[Data excerpts]
______

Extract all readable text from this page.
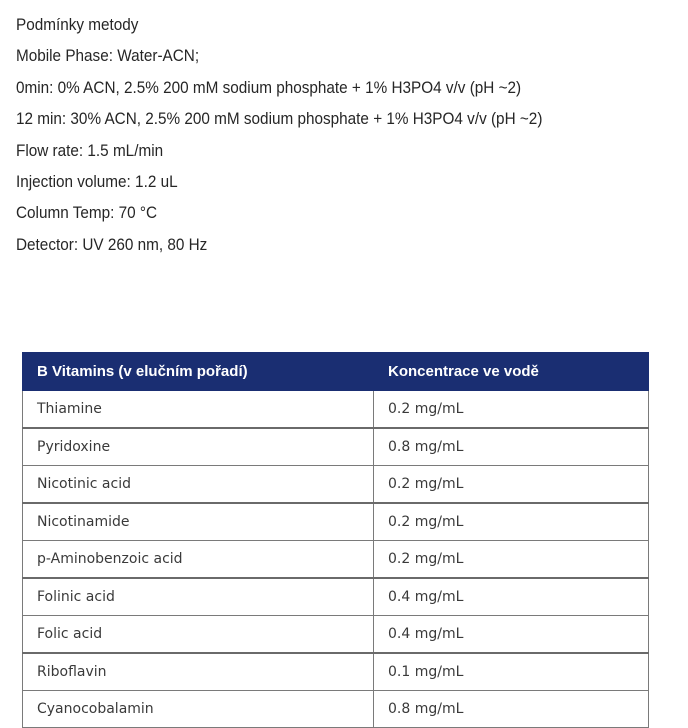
Podmínky metody
Mobile Phase: Water-ACN;
0min: 0% ACN, 2.5% 200 mM sodium phosphate + 1% H3PO4 v/v (pH ~2)
12 min: 30% ACN, 2.5% 200 mM sodium phosphate + 1% H3PO4 v/v (pH ~2)
Flow rate: 1.5 mL/min
Injection volume: 1.2 uL
Column Temp: 70 °C
Detector: UV 260 nm, 80 Hz
B Vitamins (v elučním pořadí)	Koncentrace ve vodě
Thiamine	0.2 mg/mL
Pyridoxine	0.8 mg/mL
Nicotinic acid	0.2 mg/mL
Nicotinamide	0.2 mg/mL
p-Aminobenzoic acid	0.2 mg/mL
Folinic acid	0.4 mg/mL
Folic acid	0.4 mg/mL
Riboflavin	0.1 mg/mL
Cyanocobalamin	0.8 mg/mL
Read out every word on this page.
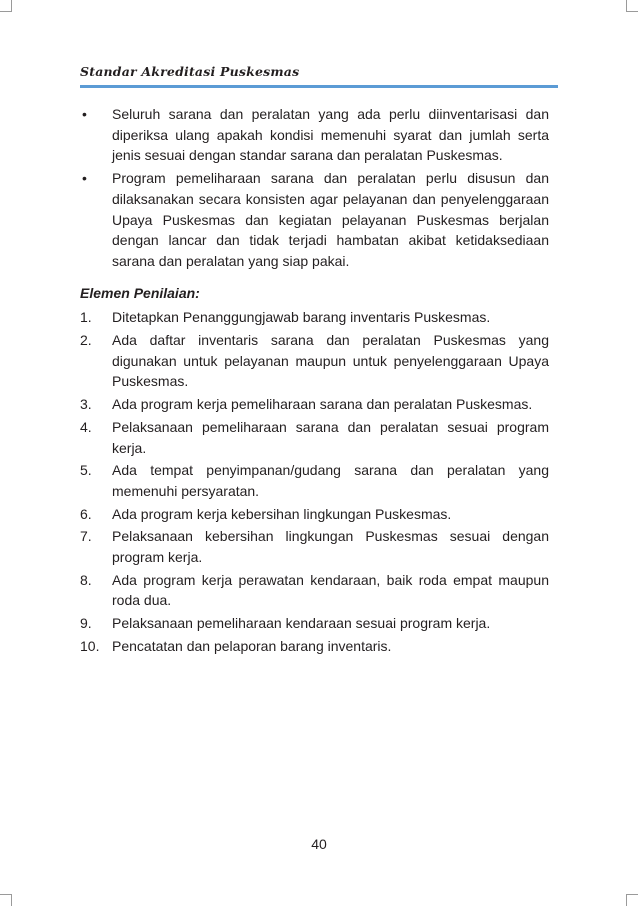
Standar Akreditasi Puskesmas
•	Seluruh sarana dan peralatan yang ada perlu diinventarisasi dan diperiksa ulang apakah kondisi memenuhi syarat dan jumlah serta jenis sesuai dengan standar sarana dan peralatan Puskesmas.
•	Program pemeliharaan sarana dan peralatan perlu disusun dan dilaksanakan secara konsisten agar pelayanan dan penyelenggaraan Upaya Puskesmas dan kegiatan pelayanan Puskesmas berjalan dengan lancar dan tidak terjadi hambatan akibat ketidaksediaan sarana dan peralatan yang siap pakai.
Elemen Penilaian:
1.	Ditetapkan Penanggungjawab barang inventaris Puskesmas.
2.	Ada daftar inventaris sarana dan peralatan Puskesmas yang digunakan untuk pelayanan maupun untuk penyelenggaraan Upaya Puskesmas.
3.	Ada program kerja pemeliharaan sarana dan peralatan Puskesmas.
4.	Pelaksanaan pemeliharaan sarana dan peralatan sesuai program kerja.
5.	Ada tempat penyimpanan/gudang sarana dan peralatan yang memenuhi persyaratan.
6.	Ada program kerja kebersihan lingkungan Puskesmas.
7.	Pelaksanaan kebersihan lingkungan Puskesmas sesuai dengan program kerja.
8.	Ada program kerja perawatan kendaraan, baik roda empat maupun roda dua.
9.	Pelaksanaan pemeliharaan kendaraan sesuai program kerja.
10. Pencatatan dan pelaporan barang inventaris.
40
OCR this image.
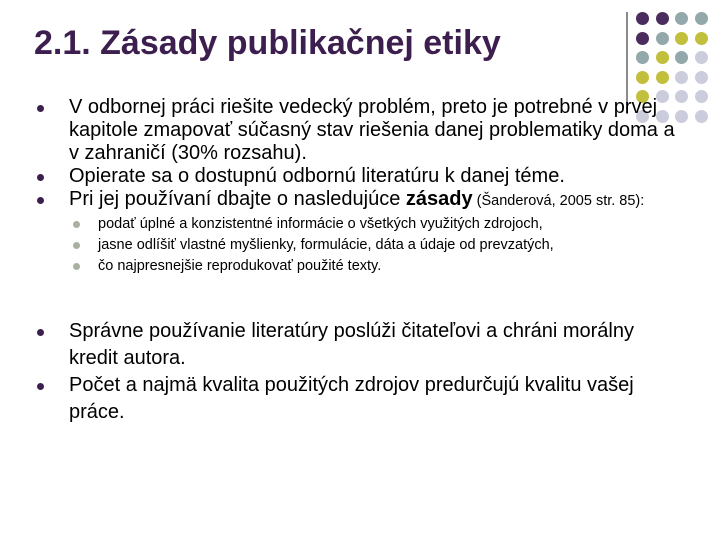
2.1. Zásady publikačnej etiky
V odbornej práci riešite vedecký problém, preto je potrebné v prvej kapitole zmapovať súčasný stav riešenia danej problematiky doma a v zahraničí (30% rozsahu).
Opierate sa o dostupnú odbornú literatúru k danej téme.
Pri jej používaní dbajte o nasledujúce zásady (Šanderová, 2005 str. 85):
podať úplné a konzistentné informácie o všetkých využitých zdrojoch,
jasne odlíšiť vlastné myšlienky, formulácie, dáta a údaje od prevzatých,
čo najpresnejšie reprodukovať použité texty.
Správne používanie literatúry poslúži čitateľovi a chráni morálny kredit autora.
Počet a najmä kvalita použitých zdrojov predurčujú kvalitu vašej práce.
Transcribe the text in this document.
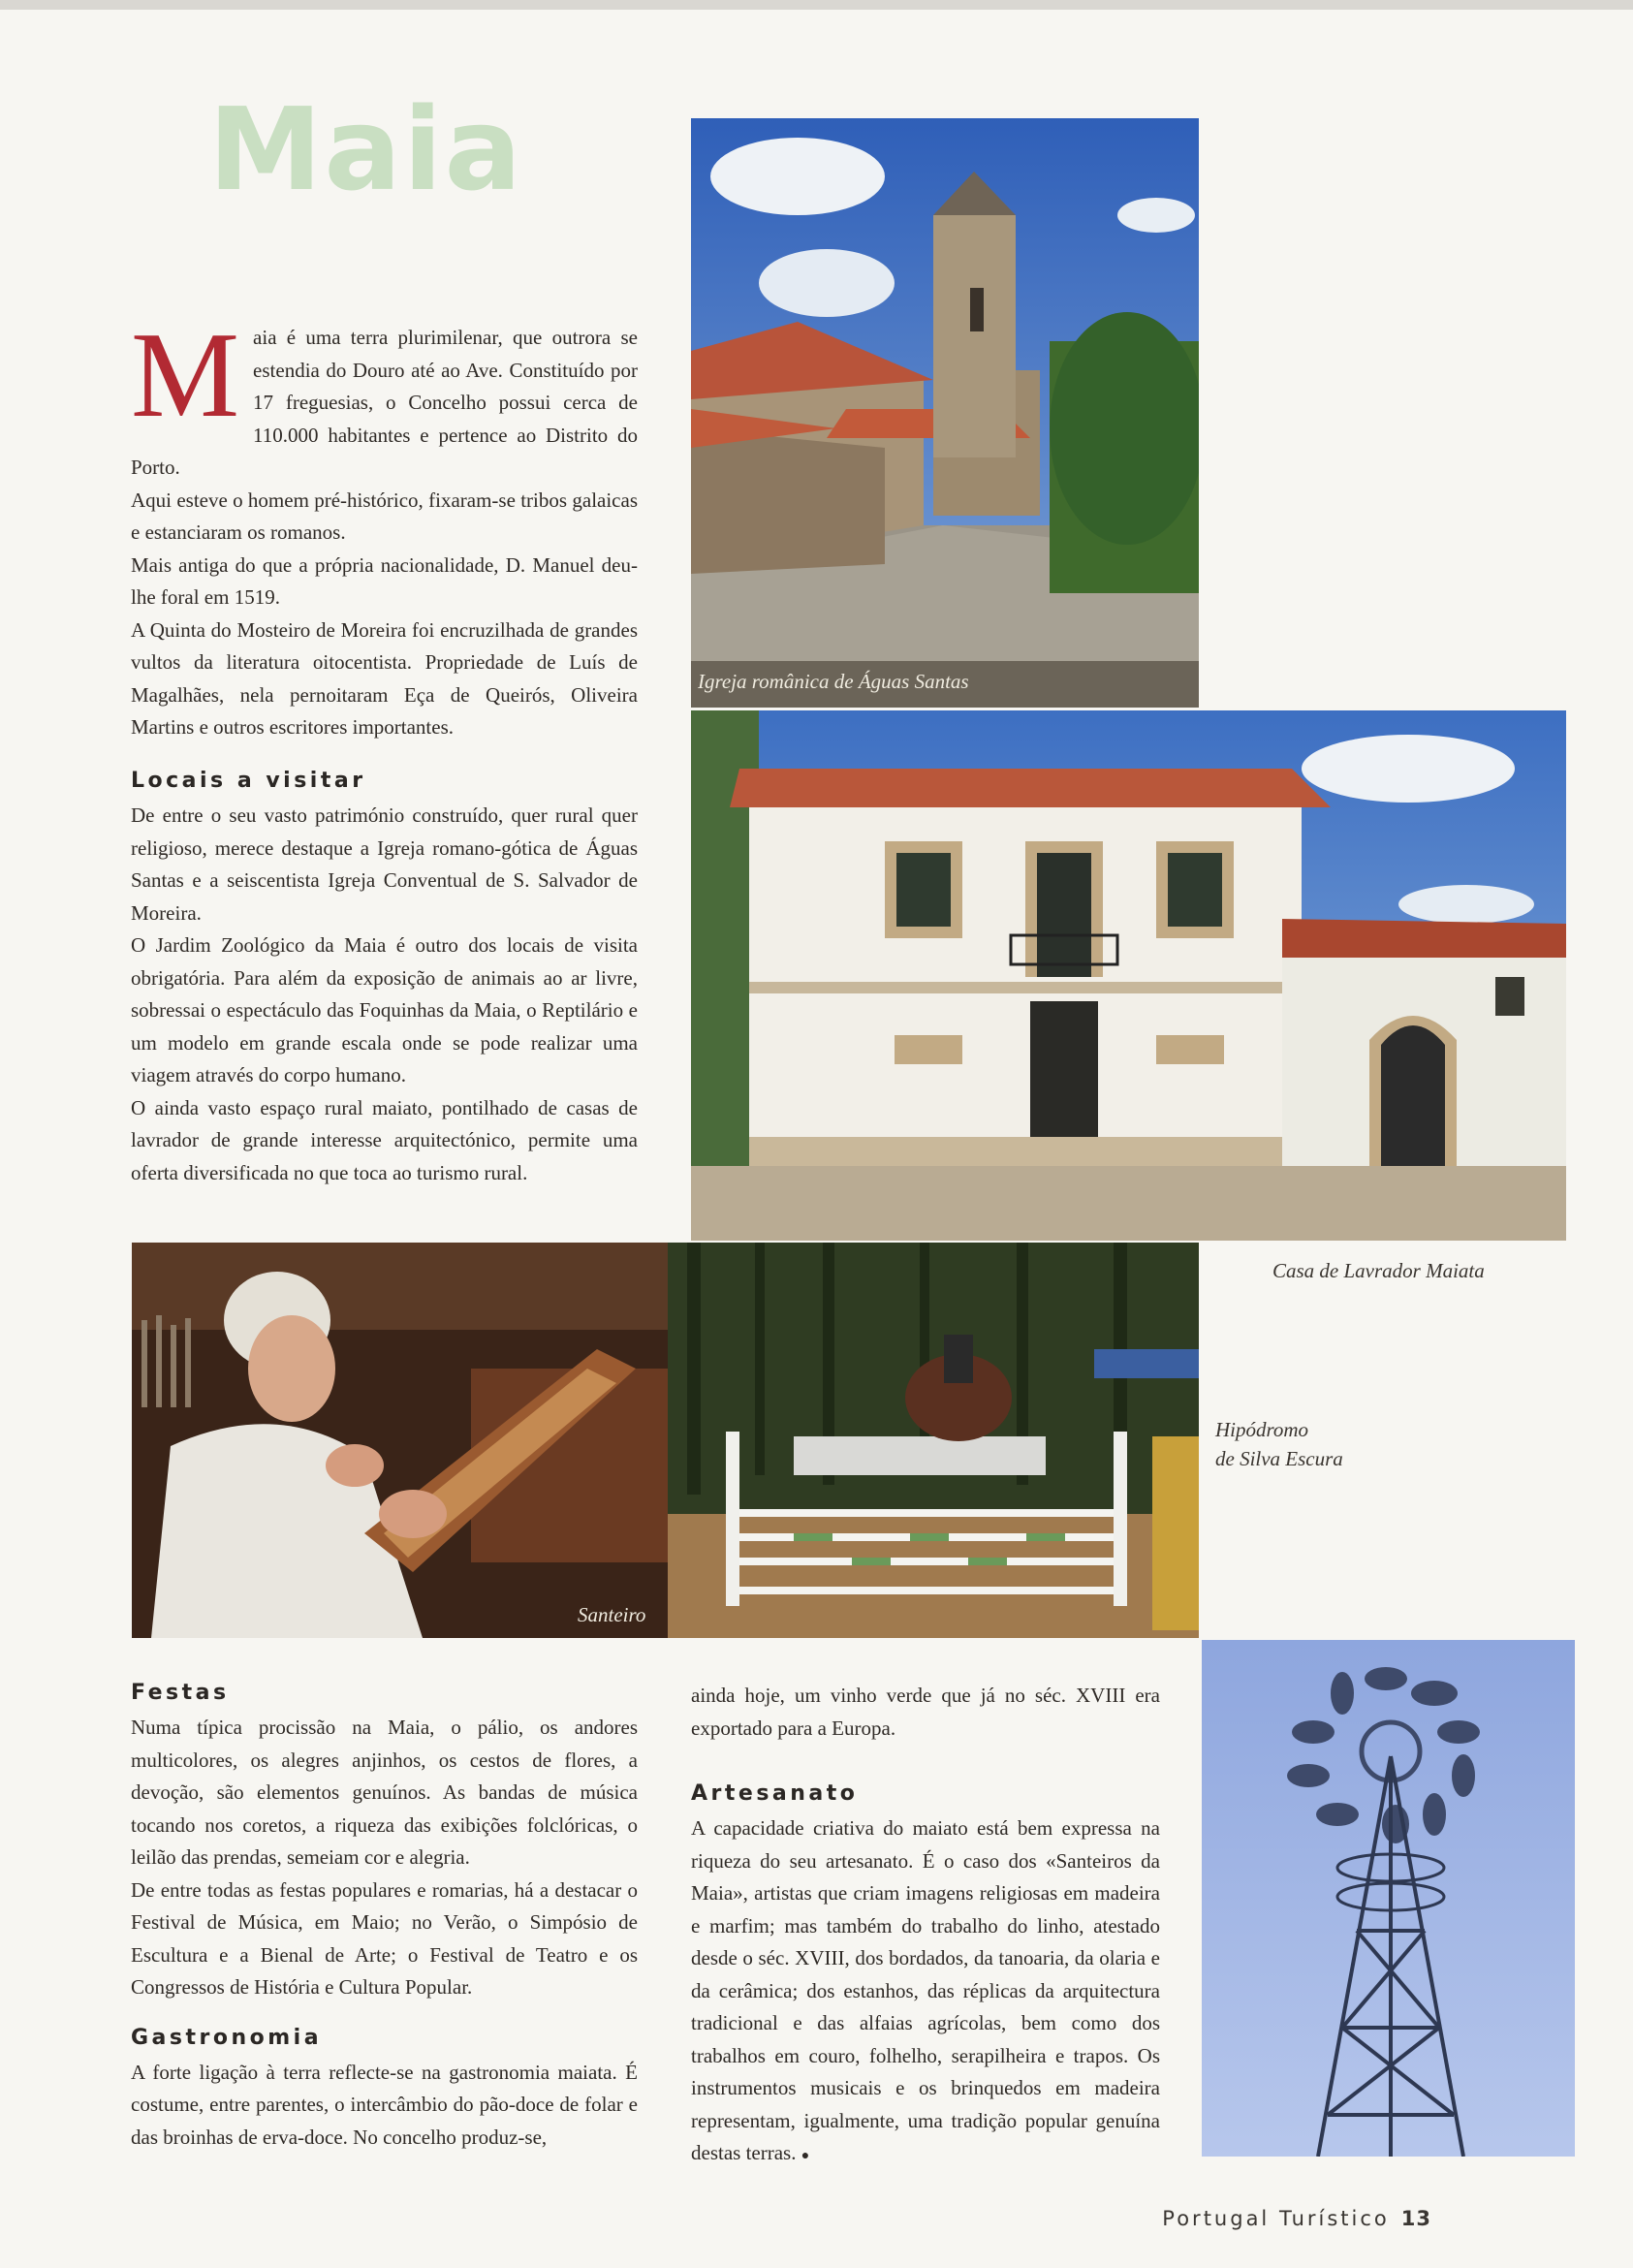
Maia
M aia é uma terra plurimilenar, que outrora se estendia do Douro até ao Ave. Constituído por 17 freguesias, o Concelho possui cerca de 110.000 habitantes e pertence ao Distrito do Porto.

Aqui esteve o homem pré-histórico, fixaram-se tribos galaicas e estanciaram os romanos.

Mais antiga do que a própria nacionalidade, D. Manuel deu-lhe foral em 1519.

A Quinta do Mosteiro de Moreira foi encruzilhada de grandes vultos da literatura oitocentista. Propriedade de Luís de Magalhães, nela pernoitaram Eça de Queirós, Oliveira Martins e outros escritores importantes.

Locais a visitar

De entre o seu vasto património construído, quer rural quer religioso, merece destaque a Igreja romano-gótica de Águas Santas e a seiscentista Igreja Conventual de S. Salvador de Moreira.

O Jardim Zoológico da Maia é outro dos locais de visita obrigatória. Para além da exposição de animais ao ar livre, sobressai o espectáculo das Foquinhas da Maia, o Reptilário e um modelo em grande escala onde se pode realizar uma viagem através do corpo humano.

O ainda vasto espaço rural maiato, pontilhado de casas de lavrador de grande interesse arquitectónico, permite uma oferta diversificada no que toca ao turismo rural.

Igreja românica de Águas Santas
Casa de Lavrador Maiata
Santeiro
Hipódromo
de Silva Escura
Festas

Numa típica procissão na Maia, o pálio, os andores multicolores, os alegres anjinhos, os cestos de flores, a devoção, são elementos genuínos. As bandas de música tocando nos coretos, a riqueza das exibições folclóricas, o leilão das prendas, semeiam cor e alegria.

De entre todas as festas populares e romarias, há a destacar o Festival de Música, em Maio; no Verão, o Simpósio de Escultura e a Bienal de Arte; o Festival de Teatro e os Congressos de História e Cultura Popular.

Gastronomia

A forte ligação à terra reflecte-se na gastronomia maiata. É costume, entre parentes, o intercâmbio do pão-doce de folar e das broinhas de erva-doce. No concelho produz-se,

ainda hoje, um vinho verde que já no séc. XVIII era exportado para a Europa.

Artesanato

A capacidade criativa do maiato está bem expressa na riqueza do seu artesanato. É o caso dos «Santeiros da Maia», artistas que criam imagens religiosas em madeira e marfim; mas também do trabalho do linho, atestado desde o séc. XVIII, dos bordados, da tanoaria, da olaria e da cerâmica; dos estanhos, das réplicas da arquitectura tradicional e das alfaias agrícolas, bem como dos trabalhos em couro, folhelho, serapilheira e trapos. Os instrumentos musicais e os brinquedos em madeira representam, igualmente, uma tradição popular genuína destas terras. ●

Portugal Turístico 13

______

# EXERCISE AIM
Copy every line of the data that holds the string "rural".

# WRITTEN ANSWER
De entre o seu vasto património construído, quer rural quer religioso, merece destaque a Igreja romano-gótica de Águas Santas e a seiscentista Igreja Conventual de S. Salvador de Moreira.
O ainda vasto espaço rural maiato, pontilhado de casas de lavrador de grande interesse arquitectónico, permite uma oferta diversificada no que toca ao turismo rural.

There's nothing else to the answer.